----- EXCERPTED DATA -----

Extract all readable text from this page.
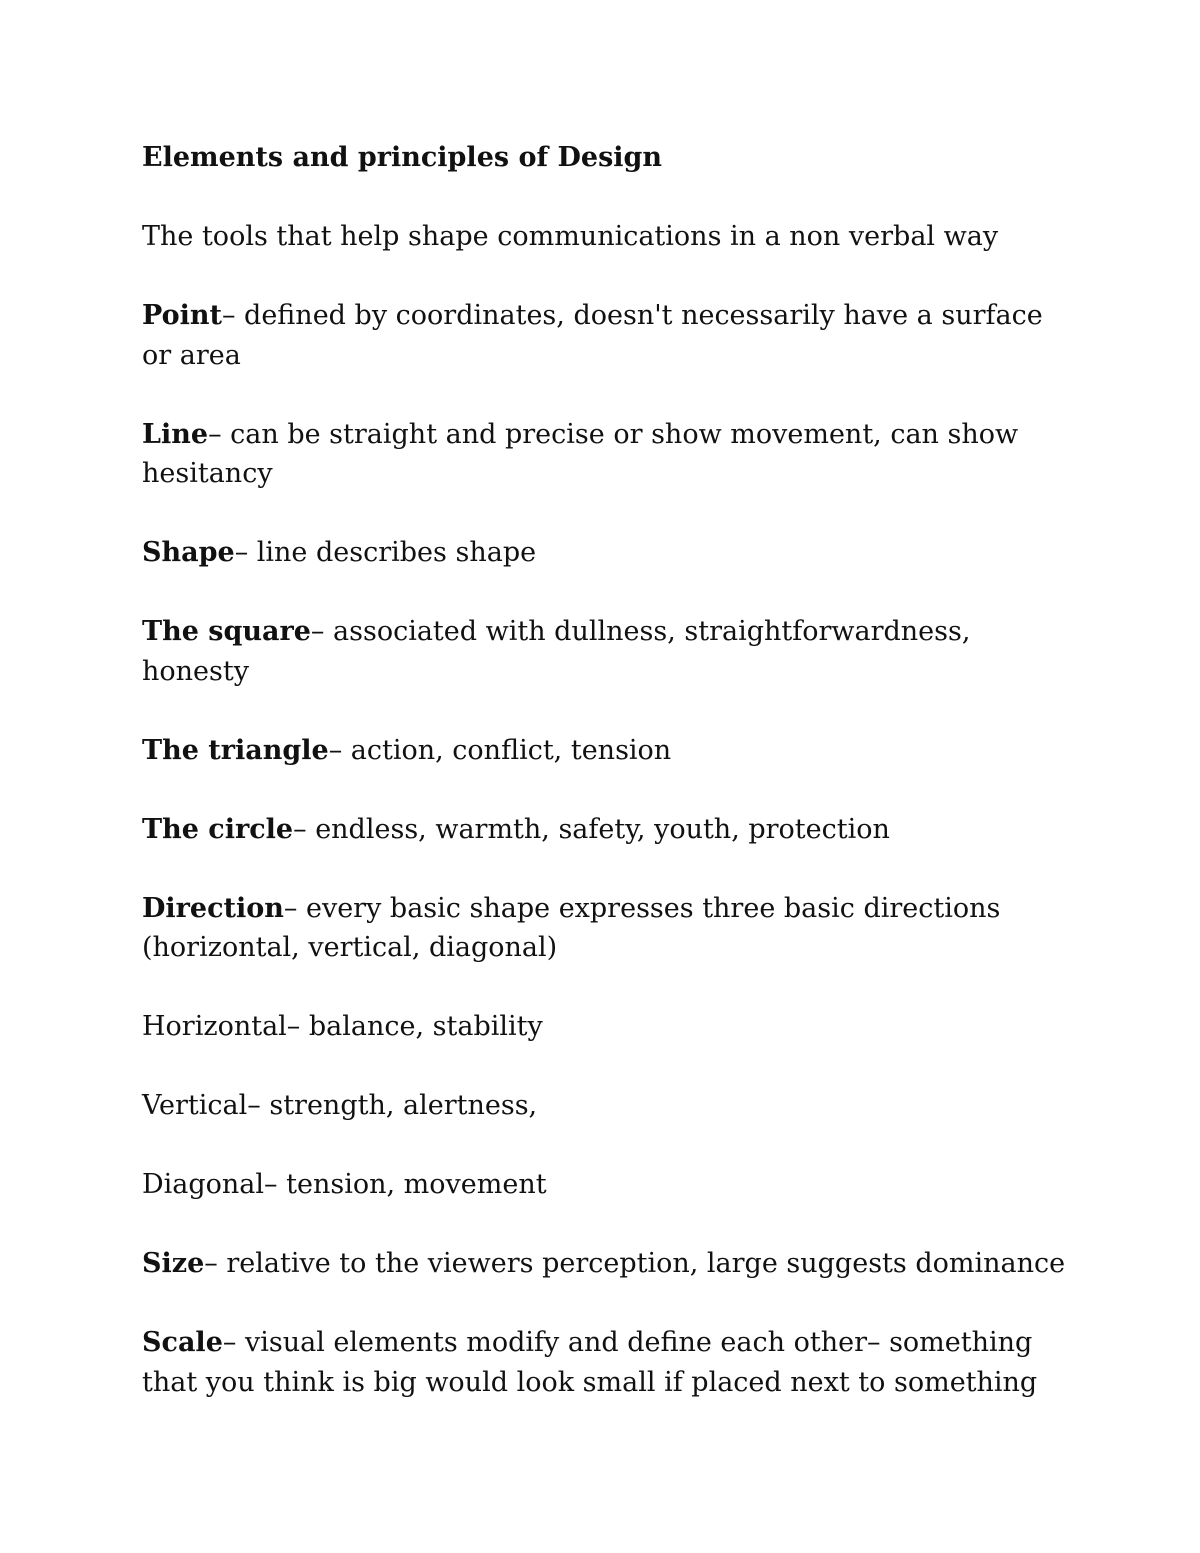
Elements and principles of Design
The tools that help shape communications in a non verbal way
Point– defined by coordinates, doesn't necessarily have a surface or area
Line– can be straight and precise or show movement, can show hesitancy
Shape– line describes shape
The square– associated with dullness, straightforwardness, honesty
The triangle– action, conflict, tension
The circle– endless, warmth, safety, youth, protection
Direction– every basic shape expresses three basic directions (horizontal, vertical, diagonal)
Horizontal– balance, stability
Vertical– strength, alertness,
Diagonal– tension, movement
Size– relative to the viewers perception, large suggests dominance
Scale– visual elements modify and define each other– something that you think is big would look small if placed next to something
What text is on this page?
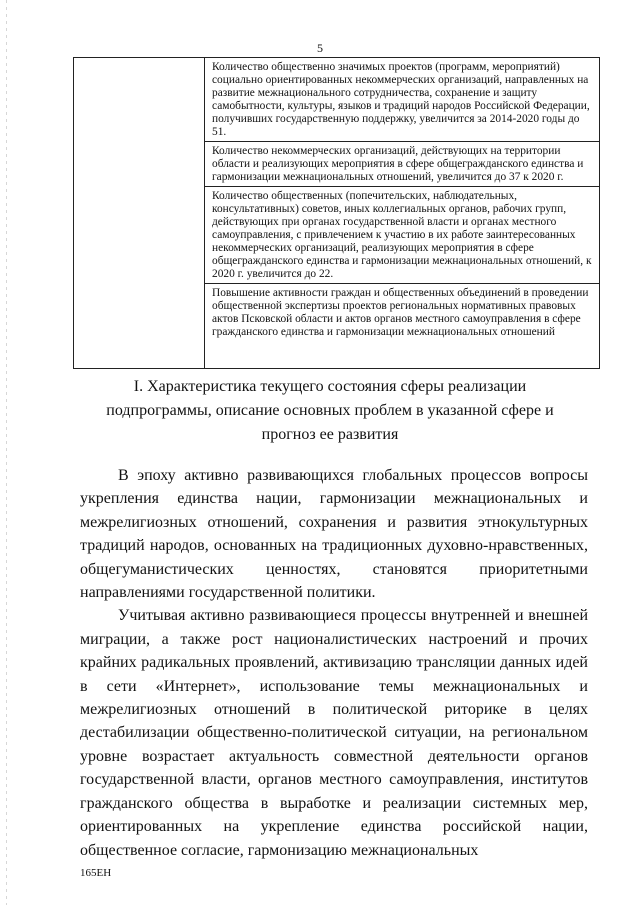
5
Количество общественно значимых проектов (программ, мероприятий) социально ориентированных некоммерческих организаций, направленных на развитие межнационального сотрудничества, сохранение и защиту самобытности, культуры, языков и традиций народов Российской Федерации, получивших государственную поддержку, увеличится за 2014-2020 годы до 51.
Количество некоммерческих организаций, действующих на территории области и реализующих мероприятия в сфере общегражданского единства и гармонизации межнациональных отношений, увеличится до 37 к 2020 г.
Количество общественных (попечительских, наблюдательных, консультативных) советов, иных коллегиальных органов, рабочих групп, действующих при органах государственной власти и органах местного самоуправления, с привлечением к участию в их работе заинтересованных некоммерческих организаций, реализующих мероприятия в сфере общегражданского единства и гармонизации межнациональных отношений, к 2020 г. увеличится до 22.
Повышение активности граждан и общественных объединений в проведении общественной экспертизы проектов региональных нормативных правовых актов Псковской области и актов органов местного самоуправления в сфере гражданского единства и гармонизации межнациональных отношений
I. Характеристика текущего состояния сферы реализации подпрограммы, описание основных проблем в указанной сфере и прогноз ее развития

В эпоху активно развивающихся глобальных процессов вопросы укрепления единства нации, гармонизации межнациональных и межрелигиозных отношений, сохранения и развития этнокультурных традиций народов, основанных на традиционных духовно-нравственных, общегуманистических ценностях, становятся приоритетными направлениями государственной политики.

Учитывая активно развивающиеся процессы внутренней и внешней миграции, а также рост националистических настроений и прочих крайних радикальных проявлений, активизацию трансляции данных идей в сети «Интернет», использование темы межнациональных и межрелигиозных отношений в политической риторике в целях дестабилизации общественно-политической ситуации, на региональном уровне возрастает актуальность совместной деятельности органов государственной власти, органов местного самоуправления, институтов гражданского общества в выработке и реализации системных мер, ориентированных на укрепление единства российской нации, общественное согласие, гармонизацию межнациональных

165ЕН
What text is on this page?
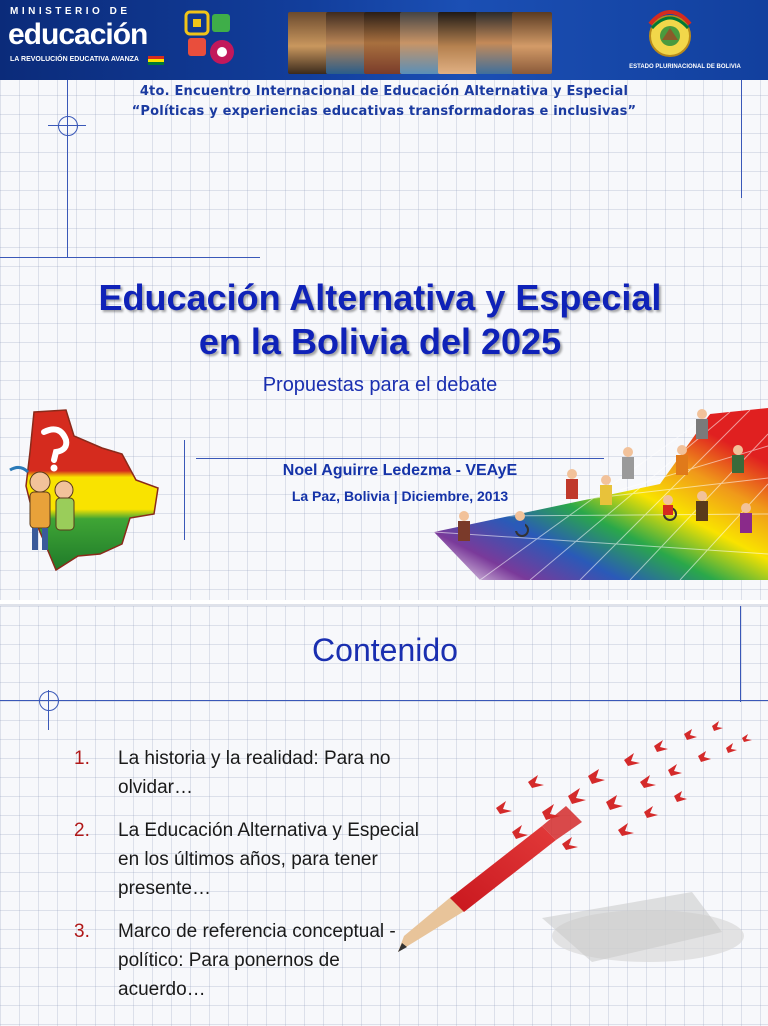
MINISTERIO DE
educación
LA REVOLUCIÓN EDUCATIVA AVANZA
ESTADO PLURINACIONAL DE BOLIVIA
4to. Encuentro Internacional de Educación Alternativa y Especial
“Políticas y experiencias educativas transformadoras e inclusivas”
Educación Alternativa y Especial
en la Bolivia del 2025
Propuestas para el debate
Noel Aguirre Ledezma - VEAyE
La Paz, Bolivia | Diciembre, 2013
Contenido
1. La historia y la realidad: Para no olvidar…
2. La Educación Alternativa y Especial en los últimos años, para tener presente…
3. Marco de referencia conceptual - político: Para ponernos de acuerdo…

-----

(EXERCISE AIM):
Write the records out again in full, exactly, and skip every picture.

(TASK RESPONSE):
Extract all readable text from this page.
Elements and principles of Design
The tools that help shape communications in a non verbal way
Point– defined by coordinates, doesn't necessarily have a surface or area
Line– can be straight and precise or show movement, can show hesitancy
Shape– line describes shape
The square– associated with dullness, straightforwardness, honesty
The triangle– action, conflict, tension
The circle– endless, warmth, safety, youth, protection
Direction– every basic shape expresses three basic directions (horizontal, vertical, diagonal)
Horizontal– balance, stability
Vertical– strength, alertness,
Diagonal– tension, movement
Size– relative to the viewers perception, large suggests dominance
Scale– visual elements modify and define each other– something that you think is big would look small if placed next to something
What text is on this page?
5
Количество общественно значимых проектов (программ, мероприятий) социально ориентированных некоммерческих организаций, направленных на развитие межнационального сотрудничества, сохранение и защиту самобытности, культуры, языков и традиций народов Российской Федерации, получивших государственную поддержку, увеличится за 2014-2020 годы до 51.
Количество некоммерческих организаций, действующих на территории области и реализующих мероприятия в сфере общегражданского единства и гармонизации межнациональных отношений, увеличится до 37 к 2020 г.
Количество общественных (попечительских, наблюдательных, консультативных) советов, иных коллегиальных органов, рабочих групп, действующих при органах государственной власти и органах местного самоуправления, с привлечением к участию в их работе заинтересованных некоммерческих организаций, реализующих мероприятия в сфере общегражданского единства и гармонизации межнациональных отношений, к 2020 г. увеличится до 22.
Повышение активности граждан и общественных объединений в проведении общественной экспертизы проектов региональных нормативных правовых актов Псковской области и актов органов местного самоуправления в сфере гражданского единства и гармонизации межнациональных отношений
I. Характеристика текущего состояния сферы реализации подпрограммы, описание основных проблем в указанной сфере и прогноз ее развития

В эпоху активно развивающихся глобальных процессов вопросы укрепления единства нации, гармонизации межнациональных и межрелигиозных отношений, сохранения и развития этнокультурных традиций народов, основанных на традиционных духовно-нравственных, общегуманистических ценностях, становятся приоритетными направлениями государственной политики.

Учитывая активно развивающиеся процессы внутренней и внешней миграции, а также рост националистических настроений и прочих крайних радикальных проявлений, активизацию трансляции данных идей в сети «Интернет», использование темы межнациональных и межрелигиозных отношений в политической риторике в целях дестабилизации общественно-политической ситуации, на региональном уровне возрастает актуальность совместной деятельности органов государственной власти, органов местного самоуправления, институтов гражданского общества в выработке и реализации системных мер, ориентированных на укрепление единства российской нации, общественное согласие, гармонизацию межнациональных

165ЕН
What text is on this page?
MINISTERIO DE
educación
LA REVOLUCIÓN EDUCATIVA AVANZA
ESTADO PLURINACIONAL DE BOLIVIA
4to. Encuentro Internacional de Educación Alternativa y Especial
“Políticas y experiencias educativas transformadoras e inclusivas”
Educación Alternativa y Especial
en la Bolivia del 2025
Propuestas para el debate
Noel Aguirre Ledezma - VEAyE
La Paz, Bolivia | Diciembre, 2013
Contenido
1. La historia y la realidad: Para no olvidar…
2. La Educación Alternativa y Especial en los últimos años, para tener presente…
3. Marco de referencia conceptual - político: Para ponernos de acuerdo…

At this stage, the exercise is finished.